■ CONSEGNA
Riporta integralmente il testo su Adobe e il metaverso.

=== TESTO ===

Adobe e metaverso: creatività, 3D e nuovi spazi digitali

SyncodeDecember 29, 2022
Adobe e metaverso: creatività, 3D e nuovi spazi digitali

Attorno alla parola metaverso si è creata molta confusione, oscillando tra l’entusiasmo e lo scetticismo. Vale la pena separare il termine dalla sostanza: al di là delle definizioni, ciò che sta maturando è un insieme di tecnologie — 3D in tempo reale, contenuti immersivi, interoperabilità tra piattaforme — che cambia il modo in cui si creano e si fruiscono i contenuti digitali.

Gli strumenti creativi

L’ecosistema di strumenti per la creazione 3D e immersiva è cresciuto rapidamente. Software di authoring, librerie di asset, motori di rendering in tempo reale: la barriera d’ingresso per produrre esperienze tridimensionali si è abbassata, e con essa si è ampliata la platea di chi può crearle, dal design industriale al marketing.

=== ELENCO FORNITO ===

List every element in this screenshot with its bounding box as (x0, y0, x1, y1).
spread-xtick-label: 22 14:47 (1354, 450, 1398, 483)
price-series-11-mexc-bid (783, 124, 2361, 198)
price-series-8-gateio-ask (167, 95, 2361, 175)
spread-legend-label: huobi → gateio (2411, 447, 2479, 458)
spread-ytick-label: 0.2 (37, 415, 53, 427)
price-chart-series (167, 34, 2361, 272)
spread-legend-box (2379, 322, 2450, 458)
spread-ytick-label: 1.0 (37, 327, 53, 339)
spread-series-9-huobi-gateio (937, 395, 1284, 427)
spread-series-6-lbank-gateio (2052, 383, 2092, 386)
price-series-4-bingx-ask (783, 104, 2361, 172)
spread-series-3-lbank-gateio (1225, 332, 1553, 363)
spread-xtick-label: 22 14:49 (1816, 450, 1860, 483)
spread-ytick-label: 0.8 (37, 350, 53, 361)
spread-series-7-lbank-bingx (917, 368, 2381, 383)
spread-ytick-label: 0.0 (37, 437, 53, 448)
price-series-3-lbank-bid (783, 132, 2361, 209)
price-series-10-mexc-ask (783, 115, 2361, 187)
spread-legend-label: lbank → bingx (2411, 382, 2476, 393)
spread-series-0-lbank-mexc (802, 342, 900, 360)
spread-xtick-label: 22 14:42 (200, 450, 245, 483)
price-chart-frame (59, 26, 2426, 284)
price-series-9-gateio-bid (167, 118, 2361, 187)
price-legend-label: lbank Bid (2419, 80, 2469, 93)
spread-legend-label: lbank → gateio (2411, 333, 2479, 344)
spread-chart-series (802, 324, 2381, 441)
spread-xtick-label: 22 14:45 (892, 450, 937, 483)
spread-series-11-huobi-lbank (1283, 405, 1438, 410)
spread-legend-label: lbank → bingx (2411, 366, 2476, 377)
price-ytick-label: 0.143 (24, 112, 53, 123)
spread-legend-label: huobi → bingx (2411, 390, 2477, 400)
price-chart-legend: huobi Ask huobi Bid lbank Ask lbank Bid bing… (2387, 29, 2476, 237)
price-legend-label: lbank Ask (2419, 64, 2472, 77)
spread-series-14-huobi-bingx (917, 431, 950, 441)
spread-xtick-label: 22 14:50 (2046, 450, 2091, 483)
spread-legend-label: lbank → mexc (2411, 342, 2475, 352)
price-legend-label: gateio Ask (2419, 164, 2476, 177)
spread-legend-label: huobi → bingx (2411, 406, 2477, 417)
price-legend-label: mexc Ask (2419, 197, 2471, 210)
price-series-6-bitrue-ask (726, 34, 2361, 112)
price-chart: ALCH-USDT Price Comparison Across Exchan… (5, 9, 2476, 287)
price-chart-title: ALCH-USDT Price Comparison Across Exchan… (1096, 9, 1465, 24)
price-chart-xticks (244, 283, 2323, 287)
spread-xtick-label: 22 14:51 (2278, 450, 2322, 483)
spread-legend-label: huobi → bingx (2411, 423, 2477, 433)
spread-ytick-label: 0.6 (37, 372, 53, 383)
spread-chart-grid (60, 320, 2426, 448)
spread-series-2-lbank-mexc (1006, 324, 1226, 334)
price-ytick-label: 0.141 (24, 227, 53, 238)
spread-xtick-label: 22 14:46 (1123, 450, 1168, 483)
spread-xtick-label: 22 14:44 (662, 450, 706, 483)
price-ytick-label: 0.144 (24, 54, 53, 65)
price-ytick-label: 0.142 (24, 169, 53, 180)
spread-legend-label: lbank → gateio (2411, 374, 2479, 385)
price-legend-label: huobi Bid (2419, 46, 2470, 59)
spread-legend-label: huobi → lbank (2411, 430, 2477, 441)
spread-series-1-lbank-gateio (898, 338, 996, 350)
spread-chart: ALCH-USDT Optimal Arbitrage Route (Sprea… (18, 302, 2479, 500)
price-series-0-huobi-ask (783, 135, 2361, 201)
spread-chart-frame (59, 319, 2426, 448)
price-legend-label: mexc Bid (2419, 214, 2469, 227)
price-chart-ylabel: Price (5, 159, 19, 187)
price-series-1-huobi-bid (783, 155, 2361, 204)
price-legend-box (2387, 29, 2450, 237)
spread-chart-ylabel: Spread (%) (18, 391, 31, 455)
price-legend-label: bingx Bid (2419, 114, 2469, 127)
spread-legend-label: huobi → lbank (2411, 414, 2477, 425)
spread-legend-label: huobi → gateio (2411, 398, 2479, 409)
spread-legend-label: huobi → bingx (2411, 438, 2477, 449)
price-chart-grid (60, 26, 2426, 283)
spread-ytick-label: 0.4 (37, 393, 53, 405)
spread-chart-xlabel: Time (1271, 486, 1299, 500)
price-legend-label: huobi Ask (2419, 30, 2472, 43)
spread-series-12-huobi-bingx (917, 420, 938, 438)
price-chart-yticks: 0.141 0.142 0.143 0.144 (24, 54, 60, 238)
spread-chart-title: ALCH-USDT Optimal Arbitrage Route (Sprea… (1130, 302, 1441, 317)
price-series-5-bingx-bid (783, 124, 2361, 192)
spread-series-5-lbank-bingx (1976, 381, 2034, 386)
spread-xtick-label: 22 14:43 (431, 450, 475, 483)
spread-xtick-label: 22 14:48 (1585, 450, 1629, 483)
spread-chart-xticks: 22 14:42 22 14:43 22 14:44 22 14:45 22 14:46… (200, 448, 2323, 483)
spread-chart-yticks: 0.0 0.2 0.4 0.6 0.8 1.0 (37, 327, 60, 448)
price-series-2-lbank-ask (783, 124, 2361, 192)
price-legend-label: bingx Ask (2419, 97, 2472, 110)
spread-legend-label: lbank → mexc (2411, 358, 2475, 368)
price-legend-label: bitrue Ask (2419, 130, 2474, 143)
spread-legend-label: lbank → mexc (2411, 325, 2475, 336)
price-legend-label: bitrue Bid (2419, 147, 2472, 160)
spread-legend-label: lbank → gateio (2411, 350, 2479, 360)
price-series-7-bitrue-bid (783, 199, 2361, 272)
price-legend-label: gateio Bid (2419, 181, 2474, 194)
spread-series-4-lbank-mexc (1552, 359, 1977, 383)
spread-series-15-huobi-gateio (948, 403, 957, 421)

===

■ ESERCIZIO SVOLTO
Adobe e metaverso: creatività, 3D e nuovi spazi digitali

SyncodeDecember 29, 2022
Adobe e metaverso: creatività, 3D e nuovi spazi digitali

Attorno alla parola metaverso si è creata molta confusione, oscillando tra l’entusiasmo e lo scetticismo. Vale la pena separare il termine dalla sostanza: al di là delle definizioni, ciò che sta maturando è un insieme di tecnologie — 3D in tempo reale, contenuti immersivi, interoperabilità tra piattaforme — che cambia il modo in cui si creano e si fruiscono i contenuti digitali.

Gli strumenti creativi

L’ecosistema di strumenti per la creazione 3D e immersiva è cresciuto rapidamente. Software di authoring, librerie di asset, motori di rendering in tempo reale: la barriera d’ingresso per produrre esperienze tridimensionali si è abbassata, e con essa si è ampliata la platea di chi può crearle, dal design industriale al marketing.